Goal: Can all of these lines be returned exactly?

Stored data
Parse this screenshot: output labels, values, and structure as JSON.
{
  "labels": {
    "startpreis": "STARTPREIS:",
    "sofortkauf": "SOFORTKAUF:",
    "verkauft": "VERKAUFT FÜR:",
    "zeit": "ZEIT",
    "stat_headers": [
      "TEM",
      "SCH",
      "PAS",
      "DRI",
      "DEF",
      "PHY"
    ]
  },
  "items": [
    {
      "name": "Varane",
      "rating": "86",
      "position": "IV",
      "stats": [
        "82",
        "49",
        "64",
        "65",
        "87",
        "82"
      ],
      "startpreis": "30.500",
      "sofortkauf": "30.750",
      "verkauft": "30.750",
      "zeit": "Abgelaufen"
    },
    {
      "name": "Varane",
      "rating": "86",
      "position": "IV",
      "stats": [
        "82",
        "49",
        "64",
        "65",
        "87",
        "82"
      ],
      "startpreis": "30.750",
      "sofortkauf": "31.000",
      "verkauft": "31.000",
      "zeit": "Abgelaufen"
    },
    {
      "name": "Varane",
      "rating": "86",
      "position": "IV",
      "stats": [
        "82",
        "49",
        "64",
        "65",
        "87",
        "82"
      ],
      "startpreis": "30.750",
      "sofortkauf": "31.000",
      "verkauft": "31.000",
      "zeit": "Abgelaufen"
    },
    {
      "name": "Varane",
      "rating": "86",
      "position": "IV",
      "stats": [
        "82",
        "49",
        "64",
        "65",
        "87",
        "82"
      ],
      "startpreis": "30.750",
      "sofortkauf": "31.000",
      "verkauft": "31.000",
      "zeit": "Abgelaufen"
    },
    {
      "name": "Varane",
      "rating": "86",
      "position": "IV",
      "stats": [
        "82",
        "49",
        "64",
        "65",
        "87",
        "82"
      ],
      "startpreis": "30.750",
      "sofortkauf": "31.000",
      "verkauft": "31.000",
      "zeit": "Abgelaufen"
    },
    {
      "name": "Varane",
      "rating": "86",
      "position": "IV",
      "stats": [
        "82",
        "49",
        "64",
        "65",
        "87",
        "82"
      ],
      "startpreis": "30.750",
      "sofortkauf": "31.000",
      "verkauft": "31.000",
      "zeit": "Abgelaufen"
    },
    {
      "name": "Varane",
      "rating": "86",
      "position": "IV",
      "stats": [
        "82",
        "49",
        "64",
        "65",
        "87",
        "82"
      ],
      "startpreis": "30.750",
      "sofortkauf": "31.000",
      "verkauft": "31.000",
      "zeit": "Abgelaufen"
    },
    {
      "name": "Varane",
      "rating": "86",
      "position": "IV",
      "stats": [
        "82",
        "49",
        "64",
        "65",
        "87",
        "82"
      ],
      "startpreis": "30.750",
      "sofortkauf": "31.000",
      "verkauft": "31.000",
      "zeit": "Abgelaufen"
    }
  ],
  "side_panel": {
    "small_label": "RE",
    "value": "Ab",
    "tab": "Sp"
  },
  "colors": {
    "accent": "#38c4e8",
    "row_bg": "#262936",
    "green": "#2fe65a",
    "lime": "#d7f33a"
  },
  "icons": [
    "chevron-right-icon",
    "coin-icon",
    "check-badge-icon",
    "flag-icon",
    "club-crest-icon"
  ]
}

Expected answer:
Parse this screenshot: output labels, values, and structure as JSON.
{
  "labels": {
    "startpreis": "STARTPREIS:",
    "sofortkauf": "SOFORTKAUF:",
    "verkauft": "VERKAUFT FÜR:",
    "zeit": "ZEIT",
    "stat_headers": [
      "TEM",
      "SCH",
      "PAS",
      "DRI",
      "DEF",
      "PHY"
    ]
  },
  "items": [
    {
      "name": "Varane",
      "rating": "86",
      "position": "IV",
      "stats": [
        "82",
        "49",
        "64",
        "65",
        "87",
        "82"
      ],
      "startpreis": "30.500",
      "sofortkauf": "30.750",
      "verkauft": "30.750",
      "zeit": "Abgelaufen"
    },
    {
      "name": "Varane",
      "rating": "86",
      "position": "IV",
      "stats": [
        "82",
        "49",
        "64",
        "65",
        "87",
        "82"
      ],
      "startpreis": "30.750",
      "sofortkauf": "31.000",
      "verkauft": "31.000",
      "zeit": "Abgelaufen"
    },
    {
      "name": "Varane",
      "rating": "86",
      "position": "IV",
      "stats": [
        "82",
        "49",
        "64",
        "65",
        "87",
        "82"
      ],
      "startpreis": "30.750",
      "sofortkauf": "31.000",
      "verkauft": "31.000",
      "zeit": "Abgelaufen"
    },
    {
      "name": "Varane",
      "rating": "86",
      "position": "IV",
      "stats": [
        "82",
        "49",
        "64",
        "65",
        "87",
        "82"
      ],
      "startpreis": "30.750",
      "sofortkauf": "31.000",
      "verkauft": "31.000",
      "zeit": "Abgelaufen"
    },
    {
      "name": "Varane",
      "rating": "86",
      "position": "IV",
      "stats": [
        "82",
        "49",
        "64",
        "65",
        "87",
        "82"
      ],
      "startpreis": "30.750",
      "sofortkauf": "31.000",
      "verkauft": "31.000",
      "zeit": "Abgelaufen"
    },
    {
      "name": "Varane",
      "rating": "86",
      "position": "IV",
      "stats": [
        "82",
        "49",
        "64",
        "65",
        "87",
        "82"
      ],
      "startpreis": "30.750",
      "sofortkauf": "31.000",
      "verkauft": "31.000",
      "zeit": "Abgelaufen"
    },
    {
      "name": "Varane",
      "rating": "86",
      "position": "IV",
      "stats": [
        "82",
        "49",
        "64",
        "65",
        "87",
        "82"
      ],
      "startpreis": "30.750",
      "sofortkauf": "31.000",
      "verkauft": "31.000",
      "zeit": "Abgelaufen"
    },
    {
      "name": "Varane",
      "rating": "86",
      "position": "IV",
      "stats": [
        "82",
        "49",
        "64",
        "65",
        "87",
        "82"
      ],
      "startpreis": "30.750",
      "sofortkauf": "31.000",
      "verkauft": "31.000",
      "zeit": "Abgelaufen"
    }
  ],
  "side_panel": {
    "small_label": "RE",
    "value": "Ab",
    "tab": "Sp"
  },
  "colors": {
    "accent": "#38c4e8",
    "row_bg": "#262936",
    "green": "#2fe65a",
    "lime": "#d7f33a"
  },
  "icons": [
    "chevron-right-icon",
    "coin-icon",
    "check-badge-icon",
    "flag-icon",
    "club-crest-icon"
  ]
}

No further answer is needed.